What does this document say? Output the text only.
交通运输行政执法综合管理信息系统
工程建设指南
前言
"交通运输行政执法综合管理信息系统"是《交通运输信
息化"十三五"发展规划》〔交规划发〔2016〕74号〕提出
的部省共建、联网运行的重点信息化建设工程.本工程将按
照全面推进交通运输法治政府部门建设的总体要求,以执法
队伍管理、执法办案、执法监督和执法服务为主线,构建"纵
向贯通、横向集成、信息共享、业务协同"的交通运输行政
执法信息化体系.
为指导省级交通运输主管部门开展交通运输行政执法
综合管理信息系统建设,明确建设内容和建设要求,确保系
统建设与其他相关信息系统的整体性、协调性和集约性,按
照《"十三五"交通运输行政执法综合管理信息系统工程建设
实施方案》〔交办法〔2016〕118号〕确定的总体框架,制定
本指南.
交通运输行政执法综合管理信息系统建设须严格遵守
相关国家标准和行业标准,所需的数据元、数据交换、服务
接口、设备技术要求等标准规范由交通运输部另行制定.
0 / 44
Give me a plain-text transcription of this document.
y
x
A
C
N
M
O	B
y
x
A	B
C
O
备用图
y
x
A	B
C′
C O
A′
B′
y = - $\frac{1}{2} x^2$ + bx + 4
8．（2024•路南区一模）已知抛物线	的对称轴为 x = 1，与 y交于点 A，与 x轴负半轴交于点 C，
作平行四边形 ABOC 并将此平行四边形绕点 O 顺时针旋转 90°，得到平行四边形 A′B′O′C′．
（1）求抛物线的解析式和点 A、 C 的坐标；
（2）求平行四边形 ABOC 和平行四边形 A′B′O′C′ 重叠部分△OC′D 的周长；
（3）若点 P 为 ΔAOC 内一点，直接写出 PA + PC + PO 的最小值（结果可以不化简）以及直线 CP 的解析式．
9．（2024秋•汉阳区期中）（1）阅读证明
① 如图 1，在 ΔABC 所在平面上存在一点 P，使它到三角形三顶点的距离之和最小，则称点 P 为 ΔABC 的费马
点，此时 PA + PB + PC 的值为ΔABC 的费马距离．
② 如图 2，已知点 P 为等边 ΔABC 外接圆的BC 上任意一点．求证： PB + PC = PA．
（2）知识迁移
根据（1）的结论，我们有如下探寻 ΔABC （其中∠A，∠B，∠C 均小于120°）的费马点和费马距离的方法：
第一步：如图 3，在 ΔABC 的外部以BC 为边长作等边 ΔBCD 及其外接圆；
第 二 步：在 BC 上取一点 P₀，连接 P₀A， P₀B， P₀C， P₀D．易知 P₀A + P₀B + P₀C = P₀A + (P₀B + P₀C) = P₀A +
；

TASK: Write the material out again in its entirety, exactly as shown.

ANSWER FOR THE TASK:
What does this document say? Output the text only.
交通运输行政执法综合管理信息系统
工程建设指南
前言
"交通运输行政执法综合管理信息系统"是《交通运输信
息化"十三五"发展规划》〔交规划发〔2016〕74号〕提出
的部省共建、联网运行的重点信息化建设工程.本工程将按
照全面推进交通运输法治政府部门建设的总体要求,以执法
队伍管理、执法办案、执法监督和执法服务为主线,构建"纵
向贯通、横向集成、信息共享、业务协同"的交通运输行政
执法信息化体系.
为指导省级交通运输主管部门开展交通运输行政执法
综合管理信息系统建设,明确建设内容和建设要求,确保系
统建设与其他相关信息系统的整体性、协调性和集约性,按
照《"十三五"交通运输行政执法综合管理信息系统工程建设
实施方案》〔交办法〔2016〕118号〕确定的总体框架,制定
本指南.
交通运输行政执法综合管理信息系统建设须严格遵守
相关国家标准和行业标准,所需的数据元、数据交换、服务
接口、设备技术要求等标准规范由交通运输部另行制定.
0 / 44
Give me a plain-text transcription of this document.
y
x
A
C
N
M
O	B
y
x
A	B
C
O
备用图
y
x
A	B
C′
C O
A′
B′
y = - $\frac{1}{2} x^2$ + bx + 4
8．（2024•路南区一模）已知抛物线	的对称轴为 x = 1，与 y交于点 A，与 x轴负半轴交于点 C，
作平行四边形 ABOC 并将此平行四边形绕点 O 顺时针旋转 90°，得到平行四边形 A′B′O′C′．
（1）求抛物线的解析式和点 A、 C 的坐标；
（2）求平行四边形 ABOC 和平行四边形 A′B′O′C′ 重叠部分△OC′D 的周长；
（3）若点 P 为 ΔAOC 内一点，直接写出 PA + PC + PO 的最小值（结果可以不化简）以及直线 CP 的解析式．
9．（2024秋•汉阳区期中）（1）阅读证明
① 如图 1，在 ΔABC 所在平面上存在一点 P，使它到三角形三顶点的距离之和最小，则称点 P 为 ΔABC 的费马
点，此时 PA + PB + PC 的值为ΔABC 的费马距离．
② 如图 2，已知点 P 为等边 ΔABC 外接圆的BC 上任意一点．求证： PB + PC = PA．
（2）知识迁移
根据（1）的结论，我们有如下探寻 ΔABC （其中∠A，∠B，∠C 均小于120°）的费马点和费马距离的方法：
第一步：如图 3，在 ΔABC 的外部以BC 为边长作等边 ΔBCD 及其外接圆；
第 二 步：在 BC 上取一点 P₀，连接 P₀A， P₀B， P₀C， P₀D．易知 P₀A + P₀B + P₀C = P₀A + (P₀B + P₀C) = P₀A +
；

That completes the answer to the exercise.